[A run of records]
####################
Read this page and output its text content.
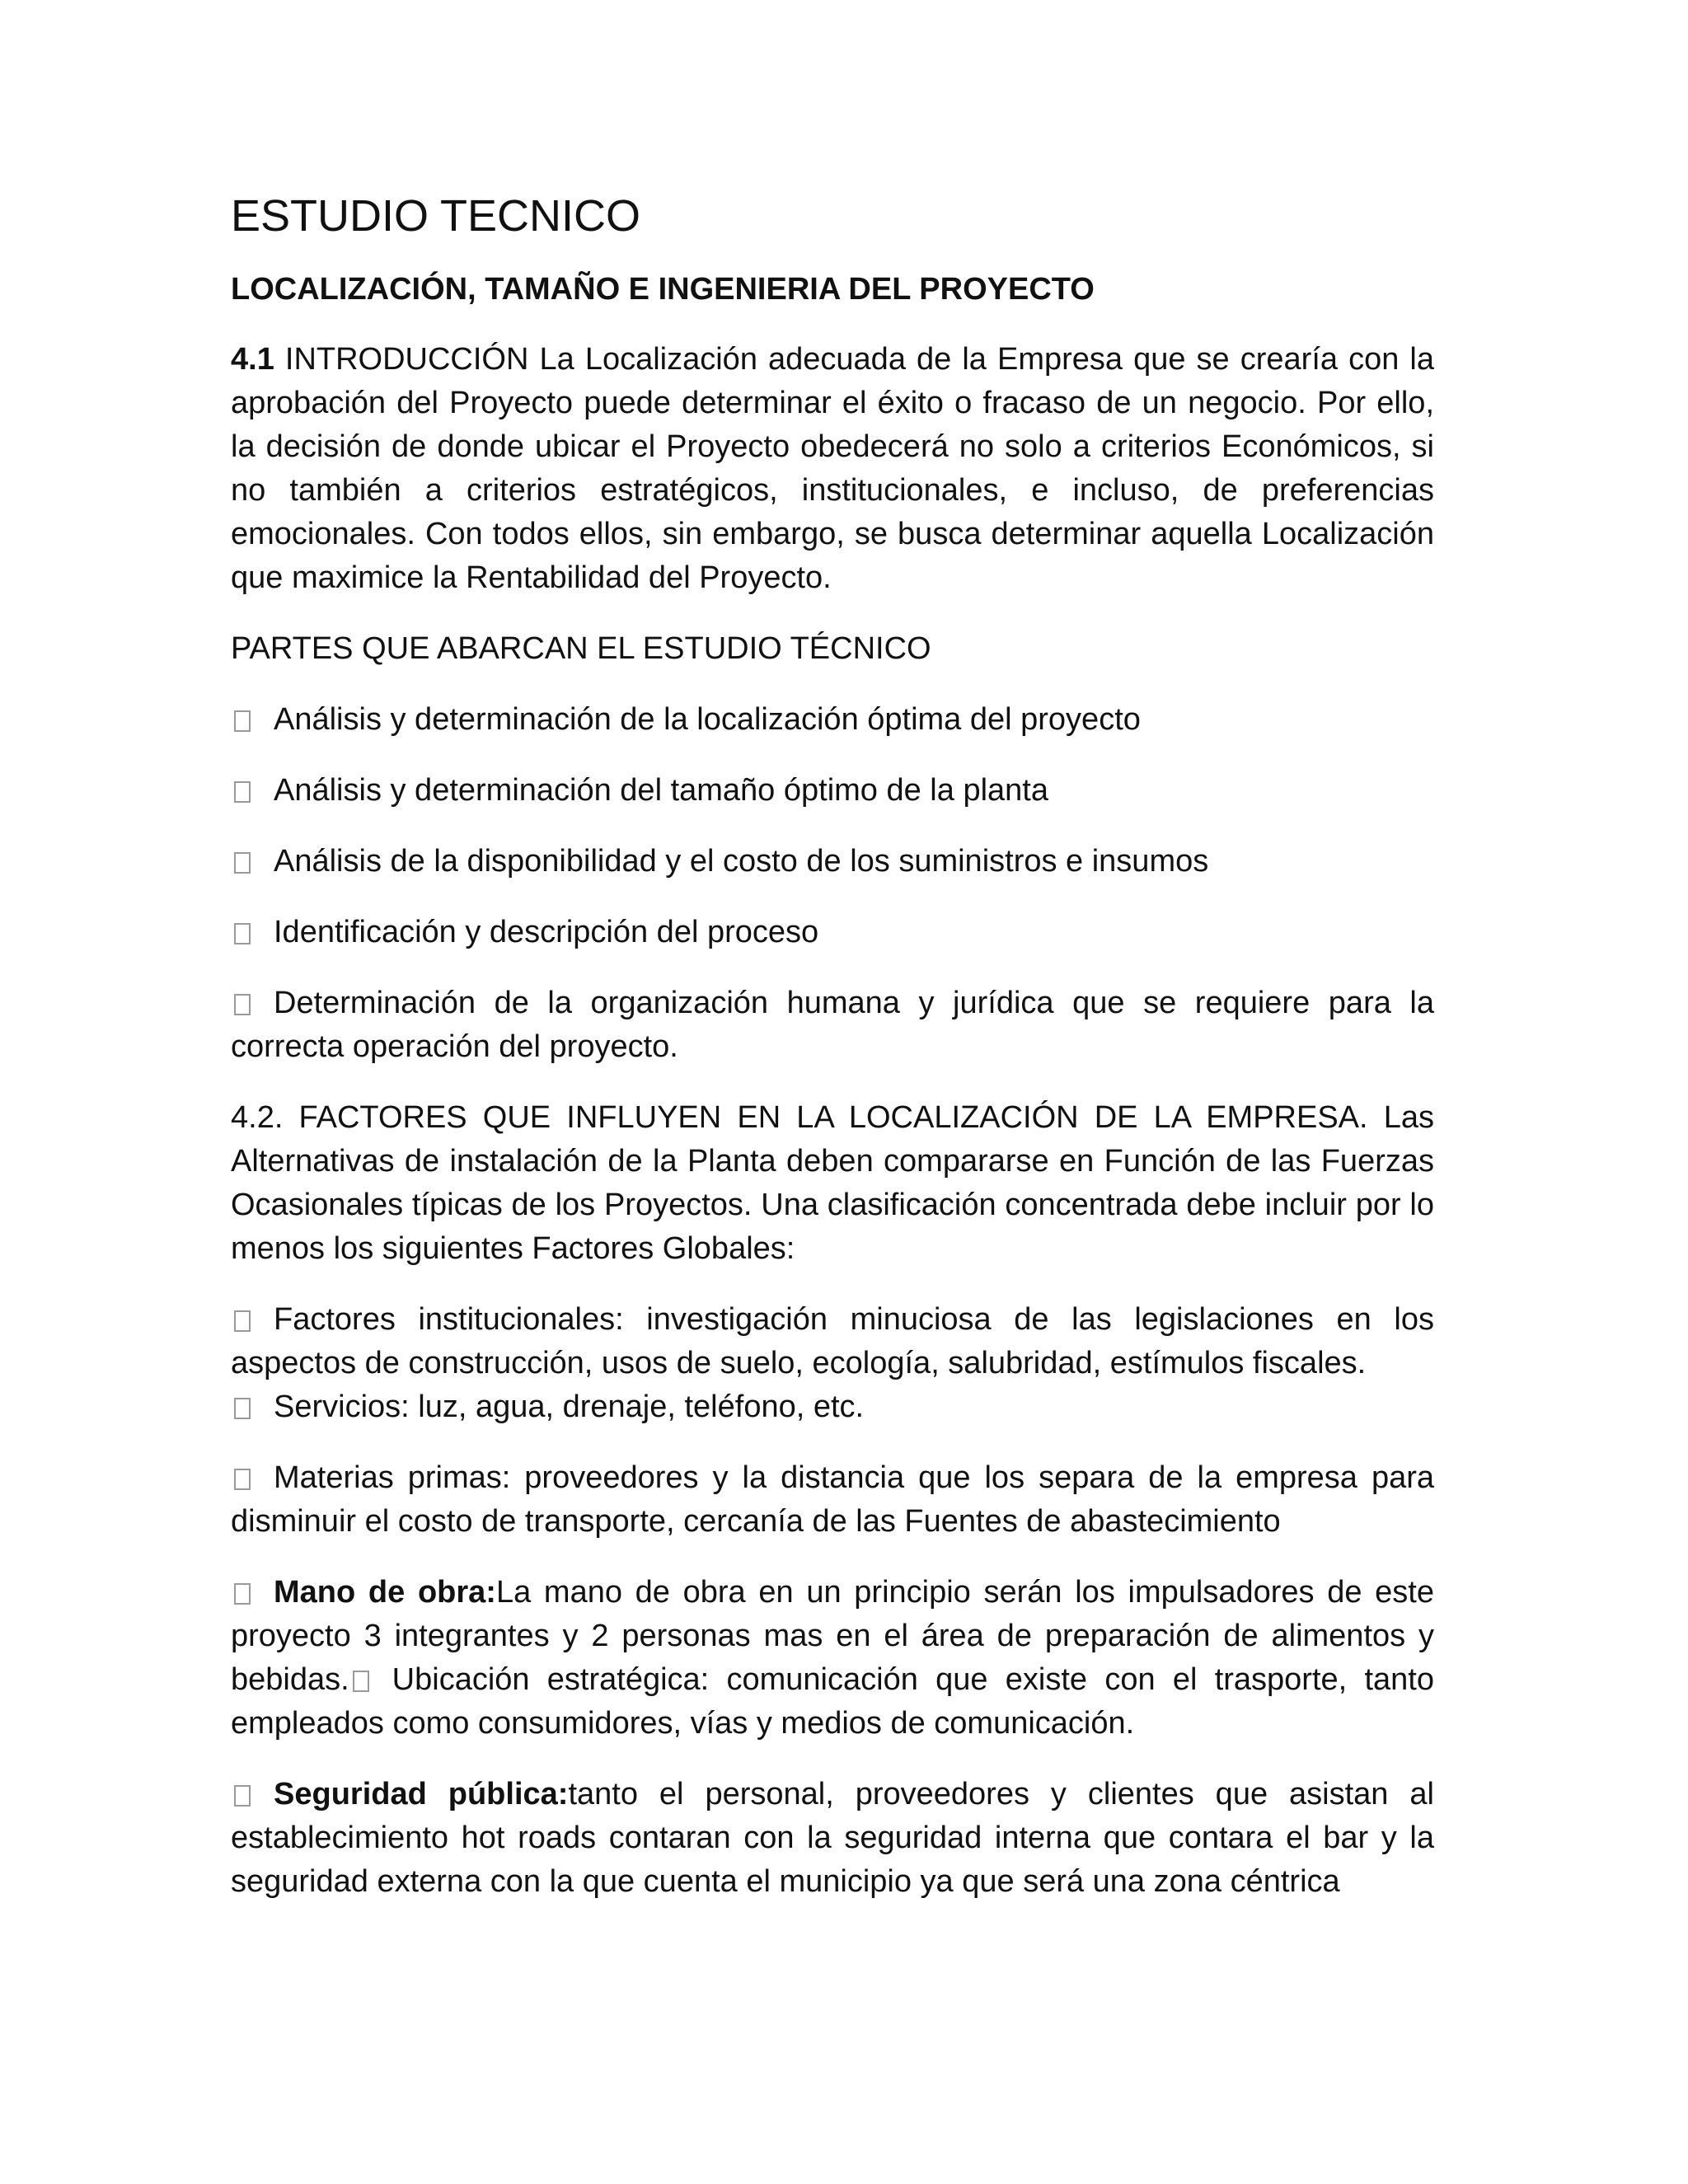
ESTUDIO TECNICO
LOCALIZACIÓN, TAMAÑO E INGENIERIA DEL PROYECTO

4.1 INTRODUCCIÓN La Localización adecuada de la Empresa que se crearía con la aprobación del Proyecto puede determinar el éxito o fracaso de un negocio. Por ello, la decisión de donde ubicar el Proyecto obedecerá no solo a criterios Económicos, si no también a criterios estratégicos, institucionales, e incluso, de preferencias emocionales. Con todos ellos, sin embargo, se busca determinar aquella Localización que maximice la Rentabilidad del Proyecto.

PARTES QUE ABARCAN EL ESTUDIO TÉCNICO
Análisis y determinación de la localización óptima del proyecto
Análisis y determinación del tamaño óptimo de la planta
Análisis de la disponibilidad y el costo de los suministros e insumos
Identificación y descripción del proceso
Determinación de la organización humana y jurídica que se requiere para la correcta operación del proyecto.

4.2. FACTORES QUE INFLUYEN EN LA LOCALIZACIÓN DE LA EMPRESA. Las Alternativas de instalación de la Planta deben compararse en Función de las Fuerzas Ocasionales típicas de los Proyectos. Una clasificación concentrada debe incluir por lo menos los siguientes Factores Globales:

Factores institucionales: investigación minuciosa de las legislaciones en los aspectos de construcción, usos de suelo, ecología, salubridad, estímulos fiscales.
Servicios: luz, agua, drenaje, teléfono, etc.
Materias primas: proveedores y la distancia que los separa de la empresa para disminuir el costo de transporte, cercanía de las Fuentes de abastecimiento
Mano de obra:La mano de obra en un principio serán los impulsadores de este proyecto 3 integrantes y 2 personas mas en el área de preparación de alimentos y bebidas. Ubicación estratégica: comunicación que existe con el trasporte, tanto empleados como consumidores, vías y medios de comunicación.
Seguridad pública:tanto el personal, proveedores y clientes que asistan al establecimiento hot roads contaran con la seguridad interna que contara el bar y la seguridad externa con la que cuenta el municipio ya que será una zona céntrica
####################
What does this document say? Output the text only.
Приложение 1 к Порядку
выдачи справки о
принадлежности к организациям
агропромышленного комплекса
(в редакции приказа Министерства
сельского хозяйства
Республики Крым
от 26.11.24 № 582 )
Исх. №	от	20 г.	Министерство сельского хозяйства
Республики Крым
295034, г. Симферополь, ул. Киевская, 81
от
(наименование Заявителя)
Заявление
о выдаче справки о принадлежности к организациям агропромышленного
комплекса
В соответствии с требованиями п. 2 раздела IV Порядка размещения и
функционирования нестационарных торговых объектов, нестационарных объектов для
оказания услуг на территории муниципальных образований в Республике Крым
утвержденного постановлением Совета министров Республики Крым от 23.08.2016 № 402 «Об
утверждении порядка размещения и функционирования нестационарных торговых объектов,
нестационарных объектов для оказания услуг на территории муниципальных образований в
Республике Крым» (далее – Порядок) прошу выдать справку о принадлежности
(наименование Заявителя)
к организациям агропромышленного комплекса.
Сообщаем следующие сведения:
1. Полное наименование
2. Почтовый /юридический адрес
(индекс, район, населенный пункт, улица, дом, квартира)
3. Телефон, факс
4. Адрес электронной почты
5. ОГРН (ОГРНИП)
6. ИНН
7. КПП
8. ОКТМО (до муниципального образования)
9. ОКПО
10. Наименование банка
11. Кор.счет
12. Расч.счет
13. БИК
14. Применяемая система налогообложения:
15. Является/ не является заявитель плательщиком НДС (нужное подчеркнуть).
####################
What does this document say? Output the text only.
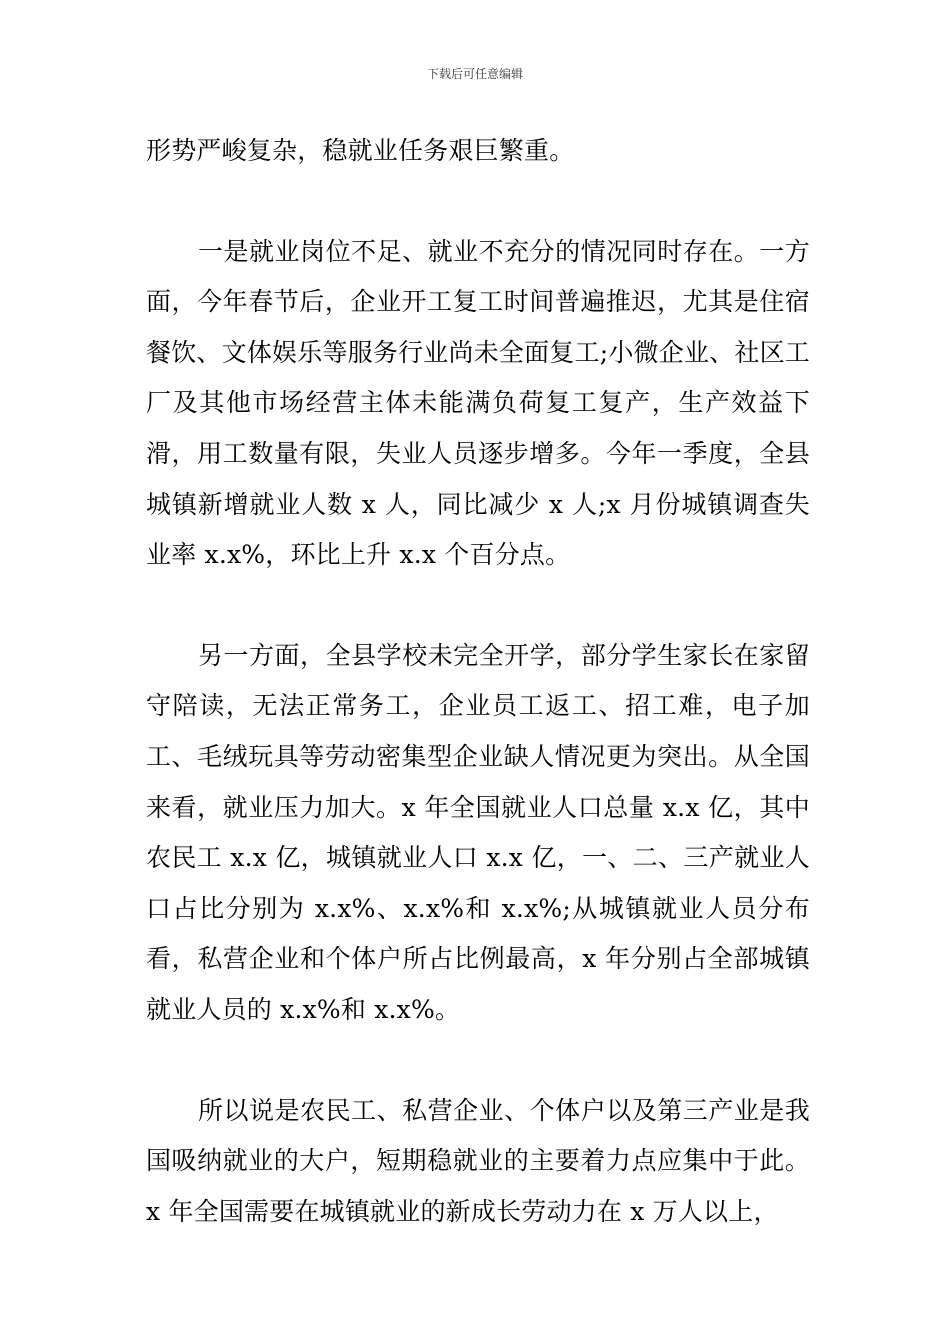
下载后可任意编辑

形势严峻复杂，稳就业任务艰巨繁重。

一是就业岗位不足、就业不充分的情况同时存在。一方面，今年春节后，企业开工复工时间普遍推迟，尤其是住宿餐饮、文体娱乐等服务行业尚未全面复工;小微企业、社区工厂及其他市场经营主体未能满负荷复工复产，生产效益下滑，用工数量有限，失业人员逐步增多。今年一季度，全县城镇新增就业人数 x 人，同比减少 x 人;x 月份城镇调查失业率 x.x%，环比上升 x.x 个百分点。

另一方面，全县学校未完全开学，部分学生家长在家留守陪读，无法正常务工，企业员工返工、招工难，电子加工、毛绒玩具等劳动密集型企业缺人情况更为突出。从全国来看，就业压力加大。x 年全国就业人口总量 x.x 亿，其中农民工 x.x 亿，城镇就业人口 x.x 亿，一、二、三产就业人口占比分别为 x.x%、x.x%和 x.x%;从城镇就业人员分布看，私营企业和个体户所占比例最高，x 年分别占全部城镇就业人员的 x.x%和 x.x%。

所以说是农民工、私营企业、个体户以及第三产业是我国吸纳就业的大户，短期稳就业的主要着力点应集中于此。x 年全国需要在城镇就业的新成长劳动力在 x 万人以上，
####################
◆ Direction ◆
Return each line that includes "функционирования".

◆ Answer to this exercise ◆
функционирования нестационарных торговых объектов, нестационарных объектов для
утверждении порядка размещения и функционирования нестационарных торговых объектов,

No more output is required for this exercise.